[Source data]:
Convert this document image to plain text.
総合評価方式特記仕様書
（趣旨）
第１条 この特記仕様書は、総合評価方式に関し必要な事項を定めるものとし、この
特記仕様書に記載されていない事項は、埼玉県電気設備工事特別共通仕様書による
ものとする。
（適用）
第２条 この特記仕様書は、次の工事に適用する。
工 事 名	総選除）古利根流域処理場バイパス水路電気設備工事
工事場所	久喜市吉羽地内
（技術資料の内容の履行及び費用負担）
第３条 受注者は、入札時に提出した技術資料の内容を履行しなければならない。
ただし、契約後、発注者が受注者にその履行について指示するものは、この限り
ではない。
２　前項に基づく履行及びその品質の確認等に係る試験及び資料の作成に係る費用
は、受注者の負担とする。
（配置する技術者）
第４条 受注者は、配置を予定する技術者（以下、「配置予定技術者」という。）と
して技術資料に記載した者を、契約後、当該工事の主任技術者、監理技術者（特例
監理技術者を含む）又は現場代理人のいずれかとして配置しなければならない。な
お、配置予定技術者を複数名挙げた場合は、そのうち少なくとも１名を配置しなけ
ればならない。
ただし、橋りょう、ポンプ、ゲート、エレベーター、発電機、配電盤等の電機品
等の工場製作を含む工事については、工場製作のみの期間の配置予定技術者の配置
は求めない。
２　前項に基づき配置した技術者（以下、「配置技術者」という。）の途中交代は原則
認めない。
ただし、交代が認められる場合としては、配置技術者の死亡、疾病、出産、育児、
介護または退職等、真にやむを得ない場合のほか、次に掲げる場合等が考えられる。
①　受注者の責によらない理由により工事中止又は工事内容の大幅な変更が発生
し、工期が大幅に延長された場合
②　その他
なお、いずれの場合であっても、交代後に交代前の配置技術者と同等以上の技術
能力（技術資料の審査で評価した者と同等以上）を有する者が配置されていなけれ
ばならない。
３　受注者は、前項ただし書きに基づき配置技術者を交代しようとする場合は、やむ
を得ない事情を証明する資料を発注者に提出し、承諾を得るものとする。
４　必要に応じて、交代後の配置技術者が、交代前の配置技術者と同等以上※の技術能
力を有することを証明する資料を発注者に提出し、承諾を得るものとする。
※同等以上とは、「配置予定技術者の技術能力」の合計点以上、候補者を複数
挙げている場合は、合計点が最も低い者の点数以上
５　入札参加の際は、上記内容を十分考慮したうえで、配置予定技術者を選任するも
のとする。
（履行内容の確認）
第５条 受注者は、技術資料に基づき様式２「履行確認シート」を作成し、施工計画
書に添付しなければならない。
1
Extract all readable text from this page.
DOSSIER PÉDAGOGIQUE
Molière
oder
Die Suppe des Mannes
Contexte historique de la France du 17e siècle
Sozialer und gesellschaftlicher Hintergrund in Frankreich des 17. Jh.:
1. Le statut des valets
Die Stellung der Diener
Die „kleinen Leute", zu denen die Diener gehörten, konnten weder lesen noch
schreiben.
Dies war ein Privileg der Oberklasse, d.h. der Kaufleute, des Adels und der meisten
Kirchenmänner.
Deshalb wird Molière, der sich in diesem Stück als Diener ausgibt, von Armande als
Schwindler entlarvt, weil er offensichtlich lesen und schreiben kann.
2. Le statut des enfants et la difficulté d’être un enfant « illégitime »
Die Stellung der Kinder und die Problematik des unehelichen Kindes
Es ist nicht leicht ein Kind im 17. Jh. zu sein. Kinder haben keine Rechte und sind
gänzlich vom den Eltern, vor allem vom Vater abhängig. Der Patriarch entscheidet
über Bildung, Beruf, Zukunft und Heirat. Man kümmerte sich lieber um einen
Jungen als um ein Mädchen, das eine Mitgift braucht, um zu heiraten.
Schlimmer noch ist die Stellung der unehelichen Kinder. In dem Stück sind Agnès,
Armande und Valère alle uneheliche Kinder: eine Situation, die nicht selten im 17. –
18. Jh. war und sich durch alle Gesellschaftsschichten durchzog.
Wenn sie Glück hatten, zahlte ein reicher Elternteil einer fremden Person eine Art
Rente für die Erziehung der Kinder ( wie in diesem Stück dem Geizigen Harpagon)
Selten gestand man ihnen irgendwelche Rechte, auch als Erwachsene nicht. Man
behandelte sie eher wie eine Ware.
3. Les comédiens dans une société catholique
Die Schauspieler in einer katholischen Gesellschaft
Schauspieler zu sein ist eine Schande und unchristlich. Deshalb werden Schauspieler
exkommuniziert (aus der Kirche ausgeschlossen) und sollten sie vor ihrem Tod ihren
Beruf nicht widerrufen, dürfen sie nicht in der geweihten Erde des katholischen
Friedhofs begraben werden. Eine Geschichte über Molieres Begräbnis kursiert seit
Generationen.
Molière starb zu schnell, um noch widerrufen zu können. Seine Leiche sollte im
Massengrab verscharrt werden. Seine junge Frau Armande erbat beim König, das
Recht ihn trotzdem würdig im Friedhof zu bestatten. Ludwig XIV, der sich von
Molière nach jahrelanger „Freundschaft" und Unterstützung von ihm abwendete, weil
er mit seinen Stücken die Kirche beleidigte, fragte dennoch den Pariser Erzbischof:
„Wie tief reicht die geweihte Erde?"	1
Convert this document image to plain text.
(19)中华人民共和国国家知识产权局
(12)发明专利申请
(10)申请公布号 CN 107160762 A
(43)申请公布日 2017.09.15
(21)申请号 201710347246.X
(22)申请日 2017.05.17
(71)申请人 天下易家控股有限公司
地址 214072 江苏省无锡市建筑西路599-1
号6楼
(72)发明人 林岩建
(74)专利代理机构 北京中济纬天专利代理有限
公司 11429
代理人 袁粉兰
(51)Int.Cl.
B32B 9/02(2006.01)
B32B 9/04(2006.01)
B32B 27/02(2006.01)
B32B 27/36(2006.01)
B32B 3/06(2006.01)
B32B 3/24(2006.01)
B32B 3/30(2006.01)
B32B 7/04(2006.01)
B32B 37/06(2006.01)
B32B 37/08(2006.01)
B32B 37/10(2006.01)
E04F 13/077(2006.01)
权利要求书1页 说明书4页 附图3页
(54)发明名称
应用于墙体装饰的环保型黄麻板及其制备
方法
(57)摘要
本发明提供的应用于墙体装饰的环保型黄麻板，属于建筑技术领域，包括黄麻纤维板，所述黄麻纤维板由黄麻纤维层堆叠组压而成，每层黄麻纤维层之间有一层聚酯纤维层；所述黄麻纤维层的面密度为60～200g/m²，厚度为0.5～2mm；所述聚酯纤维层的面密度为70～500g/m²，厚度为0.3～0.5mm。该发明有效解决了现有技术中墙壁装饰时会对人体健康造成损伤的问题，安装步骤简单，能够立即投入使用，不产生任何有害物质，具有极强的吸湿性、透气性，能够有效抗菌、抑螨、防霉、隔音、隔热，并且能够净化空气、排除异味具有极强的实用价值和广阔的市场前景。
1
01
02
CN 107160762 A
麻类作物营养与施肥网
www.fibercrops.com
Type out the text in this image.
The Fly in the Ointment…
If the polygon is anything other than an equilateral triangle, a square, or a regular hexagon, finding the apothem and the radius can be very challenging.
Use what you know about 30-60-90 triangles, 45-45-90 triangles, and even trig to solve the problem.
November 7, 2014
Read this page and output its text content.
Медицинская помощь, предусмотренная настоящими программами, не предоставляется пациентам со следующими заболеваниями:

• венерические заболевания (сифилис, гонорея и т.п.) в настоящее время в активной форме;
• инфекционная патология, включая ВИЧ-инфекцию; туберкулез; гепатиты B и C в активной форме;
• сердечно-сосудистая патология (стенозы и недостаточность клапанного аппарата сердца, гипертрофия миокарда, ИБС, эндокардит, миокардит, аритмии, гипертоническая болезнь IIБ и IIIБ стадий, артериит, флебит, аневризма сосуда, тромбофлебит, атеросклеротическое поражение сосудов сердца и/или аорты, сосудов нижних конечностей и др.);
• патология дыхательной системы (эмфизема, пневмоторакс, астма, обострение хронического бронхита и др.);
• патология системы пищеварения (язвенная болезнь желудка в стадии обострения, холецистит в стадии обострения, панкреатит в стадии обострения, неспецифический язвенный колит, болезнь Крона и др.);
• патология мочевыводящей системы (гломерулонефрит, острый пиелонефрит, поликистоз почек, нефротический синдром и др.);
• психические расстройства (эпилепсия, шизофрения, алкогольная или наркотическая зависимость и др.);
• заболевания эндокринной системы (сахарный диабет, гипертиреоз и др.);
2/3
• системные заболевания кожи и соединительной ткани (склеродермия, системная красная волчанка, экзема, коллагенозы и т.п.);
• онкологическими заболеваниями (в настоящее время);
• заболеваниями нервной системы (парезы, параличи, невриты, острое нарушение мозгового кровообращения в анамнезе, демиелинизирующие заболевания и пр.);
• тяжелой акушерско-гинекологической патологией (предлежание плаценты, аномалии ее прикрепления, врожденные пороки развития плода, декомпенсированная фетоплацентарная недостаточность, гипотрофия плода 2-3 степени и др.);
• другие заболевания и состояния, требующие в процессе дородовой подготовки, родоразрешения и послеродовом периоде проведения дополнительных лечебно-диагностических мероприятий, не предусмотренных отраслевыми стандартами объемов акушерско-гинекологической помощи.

[Your goal]: Pick out each line in the material containing "Kinder".

[Written solution]:
Die Stellung der Kinder und die Problematik des unehelichen Kindes
Es ist nicht leicht ein Kind im 17. Jh. zu sein. Kinder haben keine Rechte und sind
Schlimmer noch ist die Stellung der unehelichen Kinder. In dem Stück sind Agnès,
Armande und Valère alle uneheliche Kinder: eine Situation, die nicht selten im 17. –
Rente für die Erziehung der Kinder ( wie in diesem Stück dem Geizigen Harpagon)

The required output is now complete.